§ **Excerpted records**
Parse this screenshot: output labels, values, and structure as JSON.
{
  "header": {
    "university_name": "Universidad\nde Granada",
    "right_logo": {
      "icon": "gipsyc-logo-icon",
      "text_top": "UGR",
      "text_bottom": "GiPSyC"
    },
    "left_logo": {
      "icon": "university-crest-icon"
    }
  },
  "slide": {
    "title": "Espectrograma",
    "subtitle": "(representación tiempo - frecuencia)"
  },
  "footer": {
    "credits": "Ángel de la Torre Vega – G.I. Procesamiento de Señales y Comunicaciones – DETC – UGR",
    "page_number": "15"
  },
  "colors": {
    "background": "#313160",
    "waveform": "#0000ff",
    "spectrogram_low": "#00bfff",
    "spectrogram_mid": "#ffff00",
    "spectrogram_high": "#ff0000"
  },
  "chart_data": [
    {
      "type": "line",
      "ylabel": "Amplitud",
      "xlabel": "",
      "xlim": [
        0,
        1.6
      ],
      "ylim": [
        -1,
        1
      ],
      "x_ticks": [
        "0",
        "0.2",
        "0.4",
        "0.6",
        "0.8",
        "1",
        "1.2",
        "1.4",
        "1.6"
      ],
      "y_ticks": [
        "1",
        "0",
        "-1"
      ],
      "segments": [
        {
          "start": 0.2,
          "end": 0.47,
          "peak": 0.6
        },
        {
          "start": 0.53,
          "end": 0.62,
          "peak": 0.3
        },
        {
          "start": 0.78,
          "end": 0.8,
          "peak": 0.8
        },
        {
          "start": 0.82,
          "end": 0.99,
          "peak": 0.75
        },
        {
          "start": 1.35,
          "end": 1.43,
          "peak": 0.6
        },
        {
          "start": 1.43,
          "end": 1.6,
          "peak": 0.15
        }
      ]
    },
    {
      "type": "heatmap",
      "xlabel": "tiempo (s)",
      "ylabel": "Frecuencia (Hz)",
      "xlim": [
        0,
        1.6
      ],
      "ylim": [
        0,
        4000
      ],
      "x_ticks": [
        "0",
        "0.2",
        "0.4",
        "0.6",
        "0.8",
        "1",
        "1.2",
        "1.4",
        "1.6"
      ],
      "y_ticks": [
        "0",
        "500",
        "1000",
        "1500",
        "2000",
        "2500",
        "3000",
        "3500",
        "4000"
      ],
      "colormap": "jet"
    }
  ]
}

§ **The problem**
Copy out the whole listing exactly.

§ **Task response**
Parse this screenshot: output labels, values, and structure as JSON.
{
  "header": {
    "university_name": "Universidad\nde Granada",
    "right_logo": {
      "icon": "gipsyc-logo-icon",
      "text_top": "UGR",
      "text_bottom": "GiPSyC"
    },
    "left_logo": {
      "icon": "university-crest-icon"
    }
  },
  "slide": {
    "title": "Espectrograma",
    "subtitle": "(representación tiempo - frecuencia)"
  },
  "footer": {
    "credits": "Ángel de la Torre Vega – G.I. Procesamiento de Señales y Comunicaciones – DETC – UGR",
    "page_number": "15"
  },
  "colors": {
    "background": "#313160",
    "waveform": "#0000ff",
    "spectrogram_low": "#00bfff",
    "spectrogram_mid": "#ffff00",
    "spectrogram_high": "#ff0000"
  },
  "chart_data": [
    {
      "type": "line",
      "ylabel": "Amplitud",
      "xlabel": "",
      "xlim": [
        0,
        1.6
      ],
      "ylim": [
        -1,
        1
      ],
      "x_ticks": [
        "0",
        "0.2",
        "0.4",
        "0.6",
        "0.8",
        "1",
        "1.2",
        "1.4",
        "1.6"
      ],
      "y_ticks": [
        "1",
        "0",
        "-1"
      ],
      "segments": [
        {
          "start": 0.2,
          "end": 0.47,
          "peak": 0.6
        },
        {
          "start": 0.53,
          "end": 0.62,
          "peak": 0.3
        },
        {
          "start": 0.78,
          "end": 0.8,
          "peak": 0.8
        },
        {
          "start": 0.82,
          "end": 0.99,
          "peak": 0.75
        },
        {
          "start": 1.35,
          "end": 1.43,
          "peak": 0.6
        },
        {
          "start": 1.43,
          "end": 1.6,
          "peak": 0.15
        }
      ]
    },
    {
      "type": "heatmap",
      "xlabel": "tiempo (s)",
      "ylabel": "Frecuencia (Hz)",
      "xlim": [
        0,
        1.6
      ],
      "ylim": [
        0,
        4000
      ],
      "x_ticks": [
        "0",
        "0.2",
        "0.4",
        "0.6",
        "0.8",
        "1",
        "1.2",
        "1.4",
        "1.6"
      ],
      "y_ticks": [
        "0",
        "500",
        "1000",
        "1500",
        "2000",
        "2500",
        "3000",
        "3500",
        "4000"
      ],
      "colormap": "jet"
    }
  ]
}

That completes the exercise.